### What to produce
Please state how many lines in the records contain the string "более", with no words besides the number.

### Exercise inputs

★ ★ ★ ★ ★ ★ ★

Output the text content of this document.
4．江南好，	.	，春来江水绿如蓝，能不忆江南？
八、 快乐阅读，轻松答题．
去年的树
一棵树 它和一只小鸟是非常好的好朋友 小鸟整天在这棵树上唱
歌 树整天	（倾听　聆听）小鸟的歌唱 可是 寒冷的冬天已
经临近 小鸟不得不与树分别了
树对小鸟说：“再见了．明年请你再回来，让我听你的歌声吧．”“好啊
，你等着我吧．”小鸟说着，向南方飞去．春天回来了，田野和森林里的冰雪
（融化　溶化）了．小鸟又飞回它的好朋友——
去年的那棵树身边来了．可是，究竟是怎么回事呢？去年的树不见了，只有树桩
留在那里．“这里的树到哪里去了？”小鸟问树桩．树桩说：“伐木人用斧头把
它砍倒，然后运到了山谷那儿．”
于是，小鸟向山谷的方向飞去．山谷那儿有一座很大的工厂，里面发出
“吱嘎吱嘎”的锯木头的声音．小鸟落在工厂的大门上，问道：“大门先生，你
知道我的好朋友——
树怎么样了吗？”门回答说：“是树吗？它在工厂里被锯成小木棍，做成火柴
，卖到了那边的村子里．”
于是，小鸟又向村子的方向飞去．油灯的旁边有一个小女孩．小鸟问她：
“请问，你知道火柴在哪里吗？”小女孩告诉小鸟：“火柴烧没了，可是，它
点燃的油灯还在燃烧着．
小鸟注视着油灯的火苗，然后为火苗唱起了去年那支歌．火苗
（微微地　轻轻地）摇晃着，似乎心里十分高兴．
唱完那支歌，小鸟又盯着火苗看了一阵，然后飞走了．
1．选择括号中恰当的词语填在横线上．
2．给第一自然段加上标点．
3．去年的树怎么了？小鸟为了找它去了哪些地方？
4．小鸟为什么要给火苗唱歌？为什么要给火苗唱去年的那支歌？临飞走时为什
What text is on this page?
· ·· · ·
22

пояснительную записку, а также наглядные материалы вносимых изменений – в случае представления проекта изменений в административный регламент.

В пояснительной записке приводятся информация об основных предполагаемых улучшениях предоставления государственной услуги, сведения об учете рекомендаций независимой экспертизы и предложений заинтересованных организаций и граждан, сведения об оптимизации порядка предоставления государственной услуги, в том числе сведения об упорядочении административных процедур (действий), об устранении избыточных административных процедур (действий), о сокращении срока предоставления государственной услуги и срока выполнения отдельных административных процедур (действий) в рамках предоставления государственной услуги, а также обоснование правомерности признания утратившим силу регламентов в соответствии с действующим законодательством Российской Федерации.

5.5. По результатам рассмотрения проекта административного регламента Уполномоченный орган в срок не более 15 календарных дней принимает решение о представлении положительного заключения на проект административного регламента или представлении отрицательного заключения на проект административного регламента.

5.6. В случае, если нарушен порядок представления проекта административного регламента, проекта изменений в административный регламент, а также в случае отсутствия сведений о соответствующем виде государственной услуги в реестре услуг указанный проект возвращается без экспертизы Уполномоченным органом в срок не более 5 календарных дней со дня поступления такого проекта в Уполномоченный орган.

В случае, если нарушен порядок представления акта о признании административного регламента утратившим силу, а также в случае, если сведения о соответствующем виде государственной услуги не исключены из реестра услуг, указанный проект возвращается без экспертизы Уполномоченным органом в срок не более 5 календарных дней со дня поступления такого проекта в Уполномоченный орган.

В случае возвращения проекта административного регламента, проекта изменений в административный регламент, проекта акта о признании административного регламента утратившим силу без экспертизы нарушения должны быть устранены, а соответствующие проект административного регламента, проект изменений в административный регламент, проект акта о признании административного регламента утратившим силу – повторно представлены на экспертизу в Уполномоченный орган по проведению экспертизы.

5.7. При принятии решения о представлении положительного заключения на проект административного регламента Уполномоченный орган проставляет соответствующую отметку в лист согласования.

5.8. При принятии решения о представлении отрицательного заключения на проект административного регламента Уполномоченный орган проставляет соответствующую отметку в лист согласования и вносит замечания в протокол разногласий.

★ ★ ★ ★ ★ ★ ★

### Finished task
3